# START OF EXERCISE INPUT

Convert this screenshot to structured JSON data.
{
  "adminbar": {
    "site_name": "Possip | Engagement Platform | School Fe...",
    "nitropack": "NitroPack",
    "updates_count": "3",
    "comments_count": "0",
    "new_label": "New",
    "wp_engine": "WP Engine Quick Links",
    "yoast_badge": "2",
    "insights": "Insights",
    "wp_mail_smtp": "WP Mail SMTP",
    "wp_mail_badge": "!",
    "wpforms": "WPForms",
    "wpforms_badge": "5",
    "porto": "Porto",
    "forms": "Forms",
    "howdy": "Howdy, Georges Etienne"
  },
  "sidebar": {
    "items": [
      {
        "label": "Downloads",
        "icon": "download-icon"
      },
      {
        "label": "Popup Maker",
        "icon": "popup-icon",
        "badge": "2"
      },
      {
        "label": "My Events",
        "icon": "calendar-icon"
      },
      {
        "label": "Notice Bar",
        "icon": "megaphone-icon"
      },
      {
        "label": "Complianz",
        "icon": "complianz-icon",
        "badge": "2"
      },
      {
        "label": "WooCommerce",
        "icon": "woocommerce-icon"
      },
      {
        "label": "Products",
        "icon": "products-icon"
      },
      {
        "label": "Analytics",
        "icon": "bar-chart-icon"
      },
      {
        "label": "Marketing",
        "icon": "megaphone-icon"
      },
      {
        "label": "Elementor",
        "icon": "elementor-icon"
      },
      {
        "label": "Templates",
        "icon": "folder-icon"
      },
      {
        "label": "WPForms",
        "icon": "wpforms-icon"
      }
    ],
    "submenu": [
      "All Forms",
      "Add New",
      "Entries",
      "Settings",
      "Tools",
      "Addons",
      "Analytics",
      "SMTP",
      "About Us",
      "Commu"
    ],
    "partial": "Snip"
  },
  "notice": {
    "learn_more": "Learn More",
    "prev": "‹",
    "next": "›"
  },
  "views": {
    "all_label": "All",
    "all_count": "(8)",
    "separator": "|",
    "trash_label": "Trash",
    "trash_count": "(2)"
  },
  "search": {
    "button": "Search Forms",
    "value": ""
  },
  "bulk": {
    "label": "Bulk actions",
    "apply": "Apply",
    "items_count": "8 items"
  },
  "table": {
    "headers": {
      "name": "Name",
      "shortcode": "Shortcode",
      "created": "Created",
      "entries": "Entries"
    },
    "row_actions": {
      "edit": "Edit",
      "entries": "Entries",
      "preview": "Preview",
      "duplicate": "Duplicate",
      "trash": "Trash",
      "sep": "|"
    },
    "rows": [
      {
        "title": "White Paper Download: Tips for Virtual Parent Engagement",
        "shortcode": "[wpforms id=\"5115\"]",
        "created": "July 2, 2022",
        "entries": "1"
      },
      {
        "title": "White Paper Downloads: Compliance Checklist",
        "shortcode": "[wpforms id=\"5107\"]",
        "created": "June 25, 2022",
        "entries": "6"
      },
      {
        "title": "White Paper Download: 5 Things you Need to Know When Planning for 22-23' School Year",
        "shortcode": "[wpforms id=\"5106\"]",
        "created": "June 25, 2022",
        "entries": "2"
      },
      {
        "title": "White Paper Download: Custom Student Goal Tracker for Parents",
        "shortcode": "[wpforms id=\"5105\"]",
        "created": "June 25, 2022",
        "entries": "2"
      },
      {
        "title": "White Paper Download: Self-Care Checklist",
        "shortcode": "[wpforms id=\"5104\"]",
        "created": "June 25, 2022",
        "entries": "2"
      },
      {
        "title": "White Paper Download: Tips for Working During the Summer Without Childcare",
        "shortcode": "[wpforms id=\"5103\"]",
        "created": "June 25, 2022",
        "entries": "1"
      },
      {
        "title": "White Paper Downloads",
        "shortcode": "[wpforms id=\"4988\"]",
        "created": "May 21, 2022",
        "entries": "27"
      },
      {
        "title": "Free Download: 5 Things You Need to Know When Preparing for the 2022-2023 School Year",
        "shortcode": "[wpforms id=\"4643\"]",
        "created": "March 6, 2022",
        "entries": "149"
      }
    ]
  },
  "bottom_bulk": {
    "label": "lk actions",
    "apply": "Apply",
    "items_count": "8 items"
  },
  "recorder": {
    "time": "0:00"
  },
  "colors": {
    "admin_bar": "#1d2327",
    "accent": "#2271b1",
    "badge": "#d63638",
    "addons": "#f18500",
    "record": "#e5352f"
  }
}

# END OF EXERCISE INPUT

DIRECTIVE: Gather each line of the records holding the string "Downloads".

EXERCISE ANSWER:
        "label": "Downloads",
        "title": "White Paper Downloads: Compliance Checklist",
        "title": "White Paper Downloads",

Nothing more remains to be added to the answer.